What the task asks |
Filter the records below down to lines containing "yilda".

►

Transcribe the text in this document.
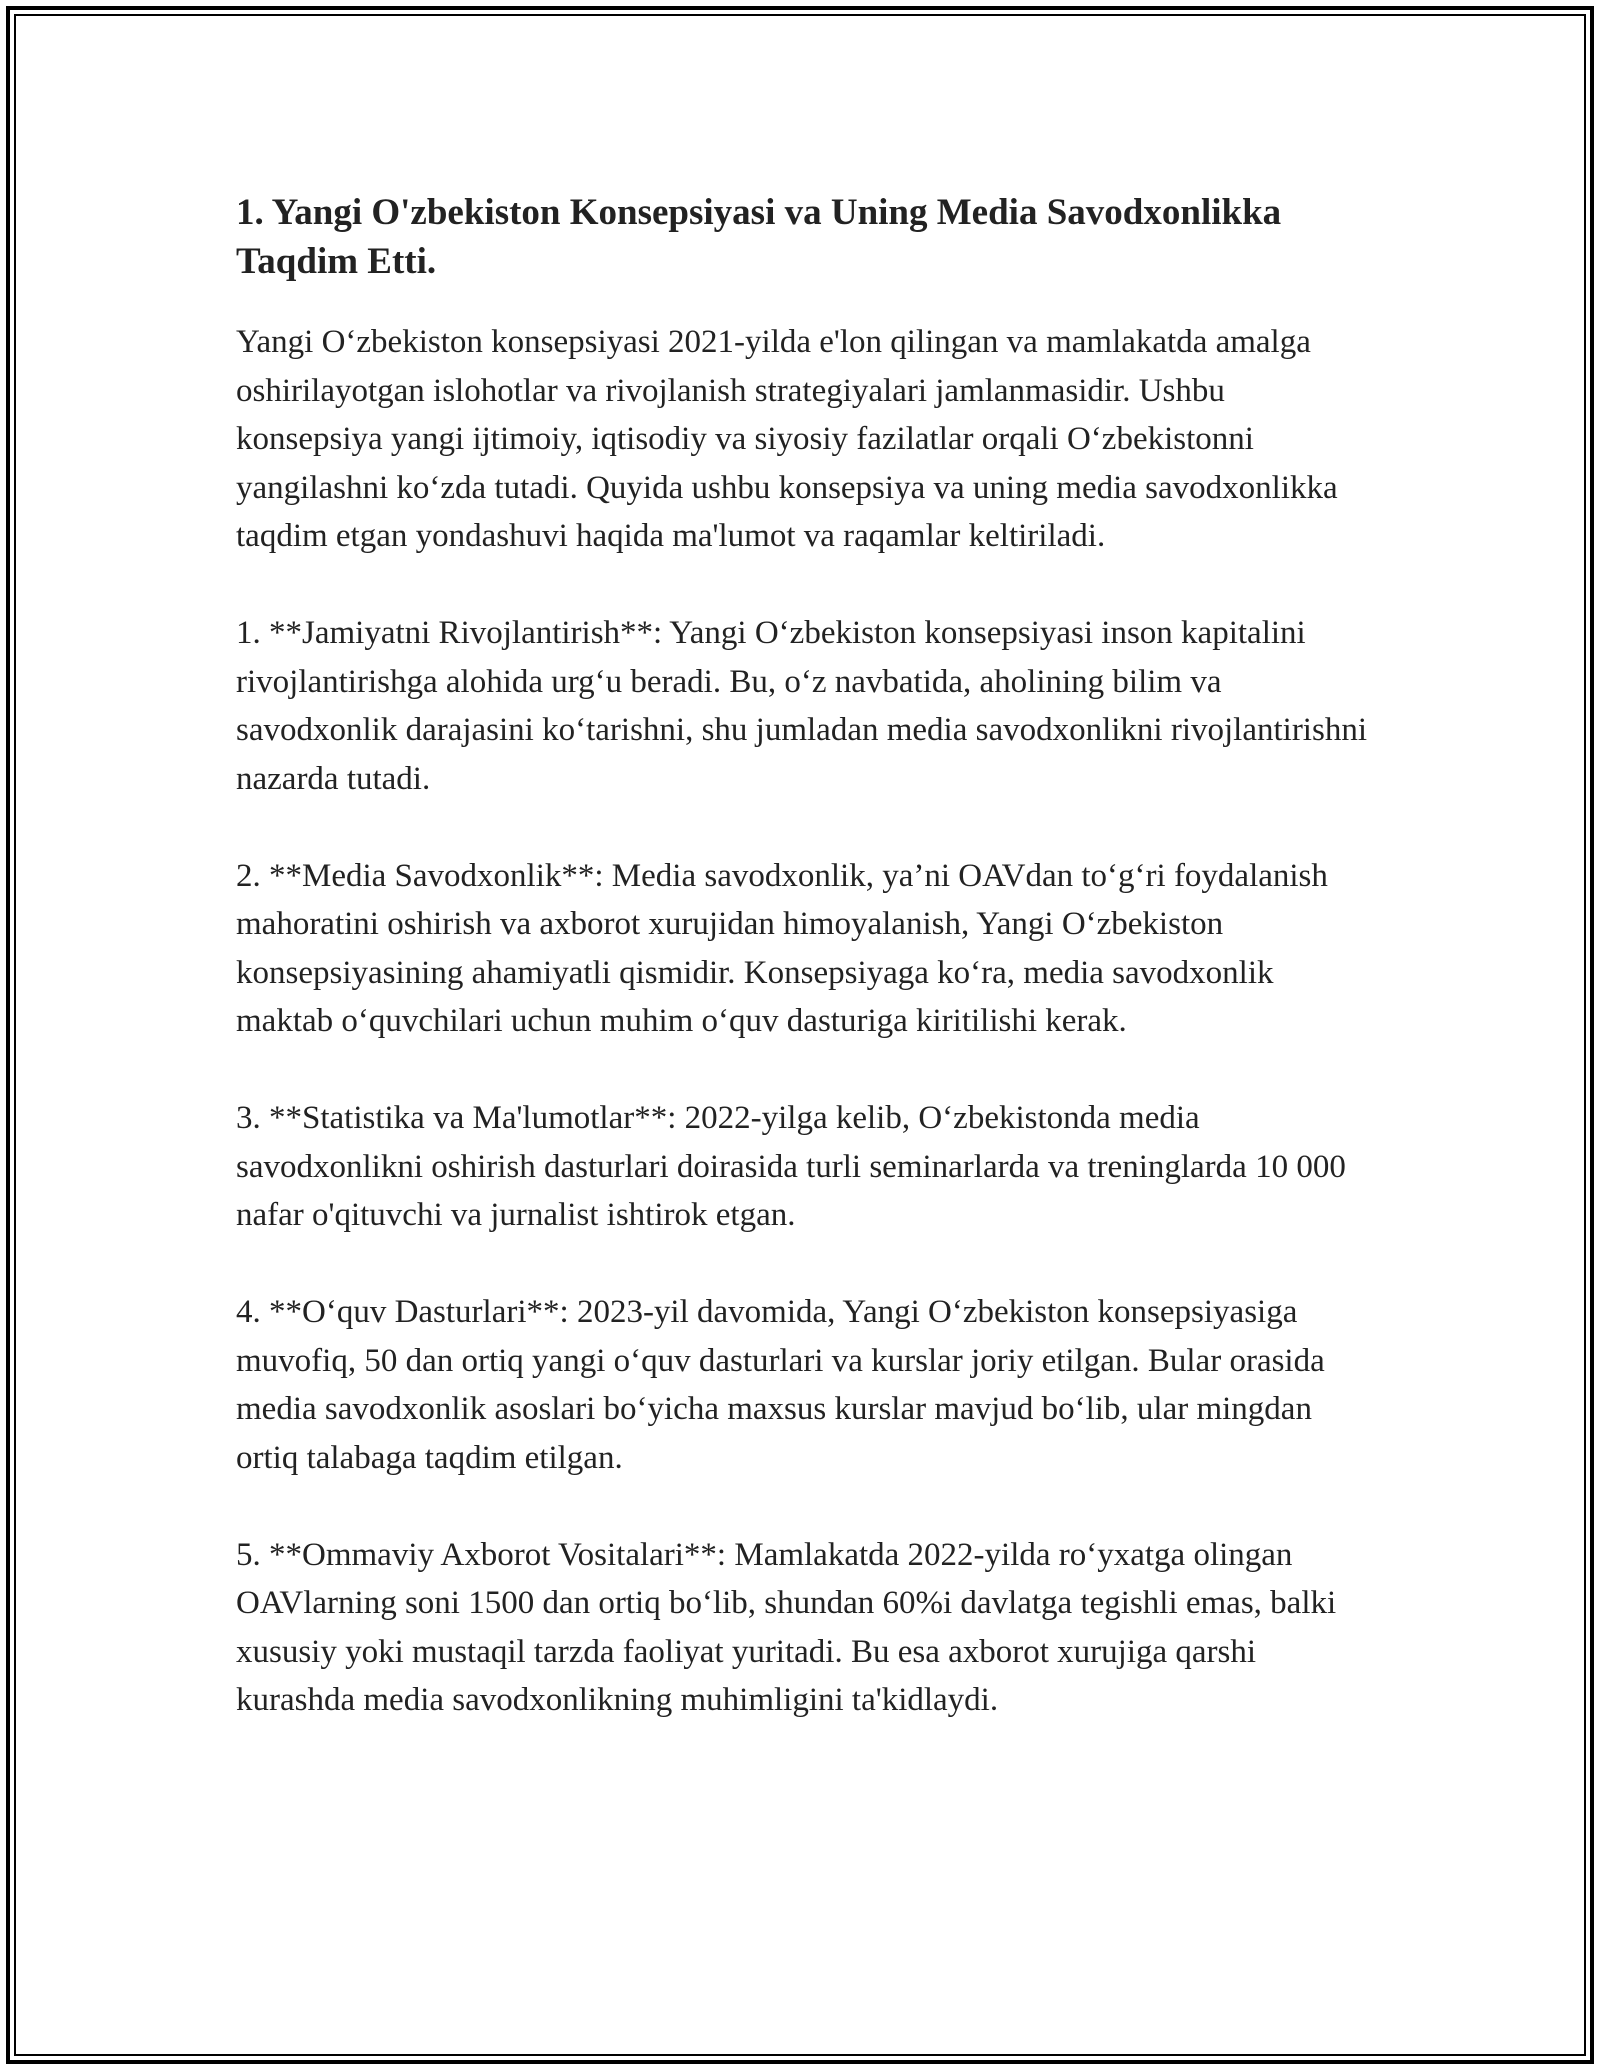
1. Yangi O'zbekiston Konsepsiyasi va Uning Media Savodxonlikka Taqdim Etti.

Yangi O‘zbekiston konsepsiyasi 2021-yilda e'lon qilingan va mamlakatda amalga oshirilayotgan islohotlar va rivojlanish strategiyalari jamlanmasidir. Ushbu konsepsiya yangi ijtimoiy, iqtisodiy va siyosiy fazilatlar orqali O‘zbekistonni yangilashni ko‘zda tutadi. Quyida ushbu konsepsiya va uning media savodxonlikka taqdim etgan yondashuvi haqida ma'lumot va raqamlar keltiriladi.

1. **Jamiyatni Rivojlantirish**: Yangi O‘zbekiston konsepsiyasi inson kapitalini rivojlantirishga alohida urg‘u beradi. Bu, o‘z navbatida, aholining bilim va savodxonlik darajasini ko‘tarishni, shu jumladan media savodxonlikni rivojlantirishni nazarda tutadi.

2. **Media Savodxonlik**: Media savodxonlik, ya’ni OAVdan to‘g‘ri foydalanish mahoratini oshirish va axborot xurujidan himoyalanish, Yangi O‘zbekiston konsepsiyasining ahamiyatli qismidir. Konsepsiyaga ko‘ra, media savodxonlik maktab o‘quvchilari uchun muhim o‘quv dasturiga kiritilishi kerak.

3. **Statistika va Ma'lumotlar**: 2022-yilga kelib, O‘zbekistonda media savodxonlikni oshirish dasturlari doirasida turli seminarlarda va treninglarda 10 000 nafar o'qituvchi va jurnalist ishtirok etgan.

4. **O‘quv Dasturlari**: 2023-yil davomida, Yangi O‘zbekiston konsepsiyasiga muvofiq, 50 dan ortiq yangi o‘quv dasturlari va kurslar joriy etilgan. Bular orasida media savodxonlik asoslari bo‘yicha maxsus kurslar mavjud bo‘lib, ular mingdan ortiq talabaga taqdim etilgan.

5. **Ommaviy Axborot Vositalari**: Mamlakatda 2022-yilda ro‘yxatga olingan OAVlarning soni 1500 dan ortiq bo‘lib, shundan 60%i davlatga tegishli emas, balki xususiy yoki mustaqil tarzda faoliyat yuritadi. Bu esa axborot xurujiga qarshi kurashda media savodxonlikning muhimligini ta'kidlaydi.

◄

Reply to the exercise |
Yangi O‘zbekiston konsepsiyasi 2021-yilda e'lon qilingan va mamlakatda amalga oshirilayotgan islohotlar va rivojlanish strategiyalari jamlanmasidir. Ushbu konsepsiya yangi ijtimoiy, iqtisodiy va siyosiy fazilatlar orqali O‘zbekistonni yangilashni ko‘zda tutadi. Quyida ushbu konsepsiya va uning media savodxonlikka taqdim etgan yondashuvi haqida ma'lumot va raqamlar keltiriladi.
5. **Ommaviy Axborot Vositalari**: Mamlakatda 2022-yilda ro‘yxatga olingan OAVlarning soni 1500 dan ortiq bo‘lib, shundan 60%i davlatga tegishli emas, balki xususiy yoki mustaqil tarzda faoliyat yuritadi. Bu esa axborot xurujiga qarshi kurashda media savodxonlikning muhimligini ta'kidlaydi.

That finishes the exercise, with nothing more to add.